[What is needed]: From the listing below, extract every line in which the word "best" appears.

Recorded data
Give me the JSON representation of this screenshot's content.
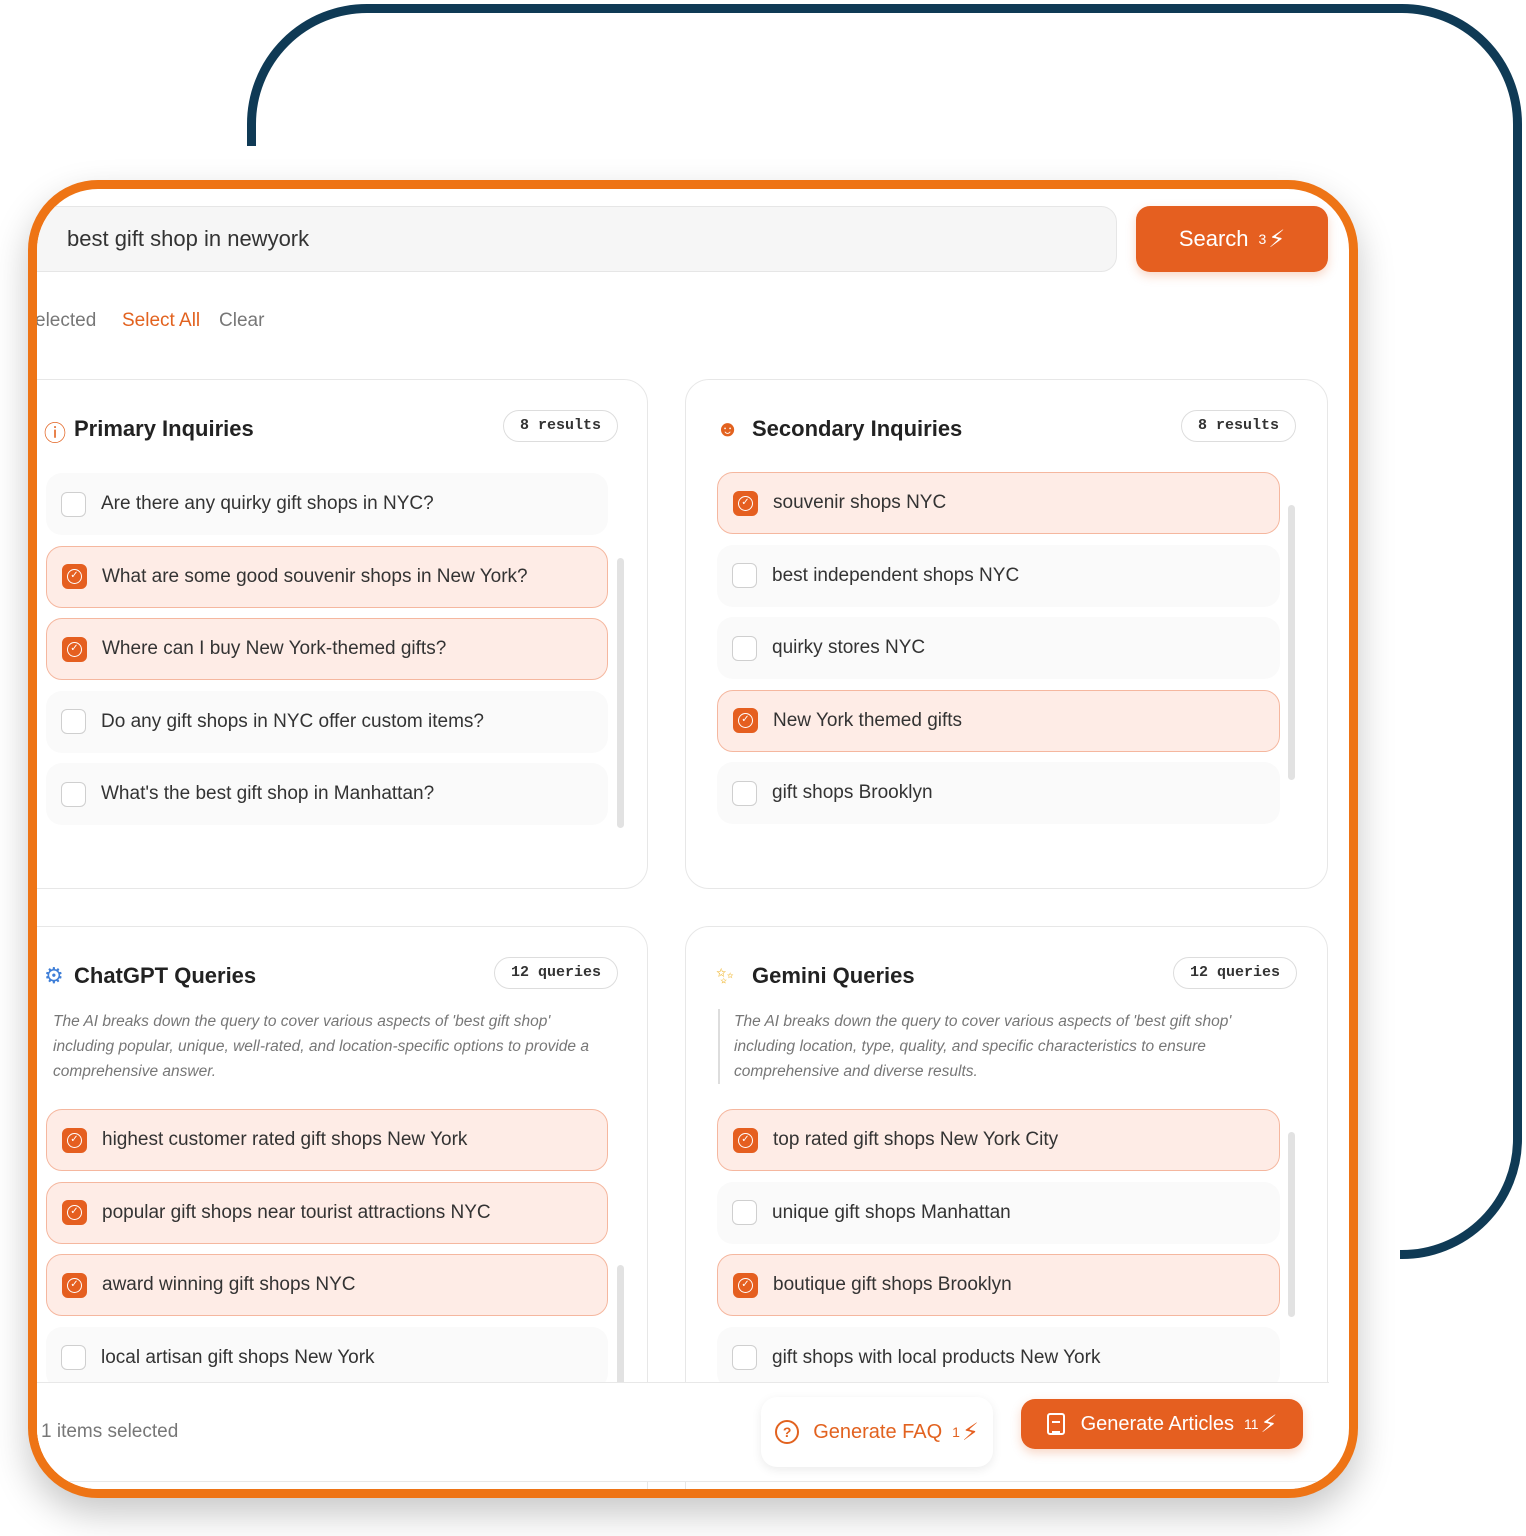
{
  "search": {
    "value": "best gift shop in newyork",
    "button_label": "Search",
    "button_cost": "3"
  },
  "selection": {
    "count_label": "elected",
    "select_all": "Select All",
    "clear": "Clear"
  },
  "primary": {
    "title": "Primary Inquiries",
    "badge": "8 results",
    "items": [
      {
        "label": "Are there any quirky gift shops in NYC?",
        "checked": false
      },
      {
        "label": "What are some good souvenir shops in New York?",
        "checked": true
      },
      {
        "label": "Where can I buy New York-themed gifts?",
        "checked": true
      },
      {
        "label": "Do any gift shops in NYC offer custom items?",
        "checked": false
      },
      {
        "label": "What's the best gift shop in Manhattan?",
        "checked": false
      }
    ]
  },
  "secondary": {
    "title": "Secondary Inquiries",
    "badge": "8 results",
    "items": [
      {
        "label": "souvenir shops NYC",
        "checked": true
      },
      {
        "label": "best independent shops NYC",
        "checked": false
      },
      {
        "label": "quirky stores NYC",
        "checked": false
      },
      {
        "label": "New York themed gifts",
        "checked": true
      },
      {
        "label": "gift shops Brooklyn",
        "checked": false
      }
    ]
  },
  "chatgpt": {
    "title": "ChatGPT Queries",
    "badge": "12 queries",
    "description": "The AI breaks down the query to cover various aspects of 'best gift shop' including popular, unique, well-rated, and location-specific options to provide a comprehensive answer.",
    "items": [
      {
        "label": "highest customer rated gift shops New York",
        "checked": true
      },
      {
        "label": "popular gift shops near tourist attractions NYC",
        "checked": true
      },
      {
        "label": "award winning gift shops NYC",
        "checked": true
      },
      {
        "label": "local artisan gift shops New York",
        "checked": false
      }
    ]
  },
  "gemini": {
    "title": "Gemini Queries",
    "badge": "12 queries",
    "description": "The AI breaks down the query to cover various aspects of 'best gift shop' including location, type, quality, and specific characteristics to ensure comprehensive and diverse results.",
    "items": [
      {
        "label": "top rated gift shops New York City",
        "checked": true
      },
      {
        "label": "unique gift shops Manhattan",
        "checked": false
      },
      {
        "label": "boutique gift shops Brooklyn",
        "checked": true
      },
      {
        "label": "gift shops with local products New York",
        "checked": false
      }
    ]
  },
  "footer": {
    "items_selected": "1 items selected",
    "faq_label": "Generate FAQ",
    "faq_cost": "1",
    "articles_label": "Generate Articles",
    "articles_cost": "11"
  },
  "colors": {
    "accent": "#e55f20",
    "frame_orange": "#ee7415",
    "deco_navy": "#0f3a55",
    "selected_bg": "#feece6"
  }
}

[Answer to the exercise]:
    "value": "best gift shop in newyork",
        "label": "What's the best gift shop in Manhattan?",
        "label": "best independent shops NYC",
    "description": "The AI breaks down the query to cover various aspects of 'best gift shop' including popular, unique, well-rated, and location-specific options to provide a comprehensive answer.",
    "description": "The AI breaks down the query to cover various aspects of 'best gift shop' including location, type, quality, and specific characteristics to ensure comprehensive and diverse results.",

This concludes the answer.